Saved entries
·····

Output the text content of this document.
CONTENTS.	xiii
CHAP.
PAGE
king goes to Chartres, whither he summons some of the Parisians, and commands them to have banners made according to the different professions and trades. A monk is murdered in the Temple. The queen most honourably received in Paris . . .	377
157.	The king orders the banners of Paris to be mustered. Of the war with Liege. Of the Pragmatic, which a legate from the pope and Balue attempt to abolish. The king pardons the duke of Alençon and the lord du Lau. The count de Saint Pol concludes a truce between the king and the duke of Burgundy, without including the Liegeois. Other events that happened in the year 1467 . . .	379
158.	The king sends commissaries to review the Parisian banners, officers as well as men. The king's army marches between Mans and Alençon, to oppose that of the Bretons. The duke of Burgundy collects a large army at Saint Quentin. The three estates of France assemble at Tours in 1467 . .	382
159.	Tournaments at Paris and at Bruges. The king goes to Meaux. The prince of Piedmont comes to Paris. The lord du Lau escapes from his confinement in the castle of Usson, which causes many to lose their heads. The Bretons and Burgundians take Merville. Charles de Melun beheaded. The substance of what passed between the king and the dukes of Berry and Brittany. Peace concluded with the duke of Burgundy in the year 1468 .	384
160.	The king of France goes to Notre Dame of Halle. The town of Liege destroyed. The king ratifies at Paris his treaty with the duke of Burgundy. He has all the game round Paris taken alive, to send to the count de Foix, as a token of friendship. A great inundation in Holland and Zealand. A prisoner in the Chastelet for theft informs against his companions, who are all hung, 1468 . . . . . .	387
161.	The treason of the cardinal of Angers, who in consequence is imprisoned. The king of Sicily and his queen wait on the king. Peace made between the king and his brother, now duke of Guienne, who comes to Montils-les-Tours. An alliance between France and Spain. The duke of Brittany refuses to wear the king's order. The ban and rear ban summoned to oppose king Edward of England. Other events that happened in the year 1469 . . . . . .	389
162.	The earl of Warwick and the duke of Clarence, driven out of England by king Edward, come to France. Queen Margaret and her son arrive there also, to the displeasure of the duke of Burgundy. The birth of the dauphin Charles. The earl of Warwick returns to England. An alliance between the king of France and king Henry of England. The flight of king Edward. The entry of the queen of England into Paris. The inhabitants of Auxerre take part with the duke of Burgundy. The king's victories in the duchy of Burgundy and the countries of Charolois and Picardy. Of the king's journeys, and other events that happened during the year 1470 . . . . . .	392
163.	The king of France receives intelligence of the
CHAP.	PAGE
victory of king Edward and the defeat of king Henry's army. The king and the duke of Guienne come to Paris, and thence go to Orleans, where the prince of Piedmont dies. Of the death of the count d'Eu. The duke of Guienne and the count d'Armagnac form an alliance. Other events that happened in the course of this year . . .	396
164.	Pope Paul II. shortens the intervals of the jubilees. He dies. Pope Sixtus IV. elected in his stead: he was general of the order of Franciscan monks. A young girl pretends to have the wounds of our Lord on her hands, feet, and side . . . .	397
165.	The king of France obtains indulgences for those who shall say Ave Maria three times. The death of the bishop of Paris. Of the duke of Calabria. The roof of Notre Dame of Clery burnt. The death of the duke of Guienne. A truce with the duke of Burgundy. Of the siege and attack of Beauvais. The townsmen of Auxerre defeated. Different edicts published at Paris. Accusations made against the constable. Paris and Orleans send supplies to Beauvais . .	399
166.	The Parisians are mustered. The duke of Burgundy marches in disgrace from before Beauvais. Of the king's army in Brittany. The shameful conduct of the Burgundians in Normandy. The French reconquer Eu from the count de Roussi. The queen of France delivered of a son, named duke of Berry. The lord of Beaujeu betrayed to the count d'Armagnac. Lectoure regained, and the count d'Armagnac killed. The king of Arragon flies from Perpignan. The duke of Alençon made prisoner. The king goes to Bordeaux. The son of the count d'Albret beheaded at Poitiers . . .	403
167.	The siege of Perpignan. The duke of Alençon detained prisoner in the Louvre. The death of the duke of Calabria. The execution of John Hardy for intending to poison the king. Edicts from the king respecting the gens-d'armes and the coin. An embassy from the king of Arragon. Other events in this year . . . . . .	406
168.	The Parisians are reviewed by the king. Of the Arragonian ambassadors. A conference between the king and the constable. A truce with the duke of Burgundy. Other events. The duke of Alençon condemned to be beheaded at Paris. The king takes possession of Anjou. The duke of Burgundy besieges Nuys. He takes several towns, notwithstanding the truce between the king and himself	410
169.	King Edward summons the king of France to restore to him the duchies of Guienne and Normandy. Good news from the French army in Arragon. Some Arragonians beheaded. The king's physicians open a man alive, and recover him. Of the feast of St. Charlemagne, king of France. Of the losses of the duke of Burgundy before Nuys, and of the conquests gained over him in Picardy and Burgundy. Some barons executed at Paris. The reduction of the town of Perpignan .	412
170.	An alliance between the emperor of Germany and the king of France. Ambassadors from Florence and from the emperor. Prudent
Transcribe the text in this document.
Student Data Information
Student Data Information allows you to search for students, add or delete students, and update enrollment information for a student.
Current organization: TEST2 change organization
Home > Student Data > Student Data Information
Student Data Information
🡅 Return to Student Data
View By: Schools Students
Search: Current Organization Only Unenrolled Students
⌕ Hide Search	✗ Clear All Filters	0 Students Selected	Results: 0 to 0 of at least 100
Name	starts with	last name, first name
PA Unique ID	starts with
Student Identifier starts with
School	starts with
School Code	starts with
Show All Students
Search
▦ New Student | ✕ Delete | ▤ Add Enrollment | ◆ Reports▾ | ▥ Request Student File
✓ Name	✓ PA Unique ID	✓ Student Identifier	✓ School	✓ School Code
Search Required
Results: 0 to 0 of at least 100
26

·····

Above are the entries; count how many of their lines contain the word "Information" and give only that number.

- _Task solution_: 4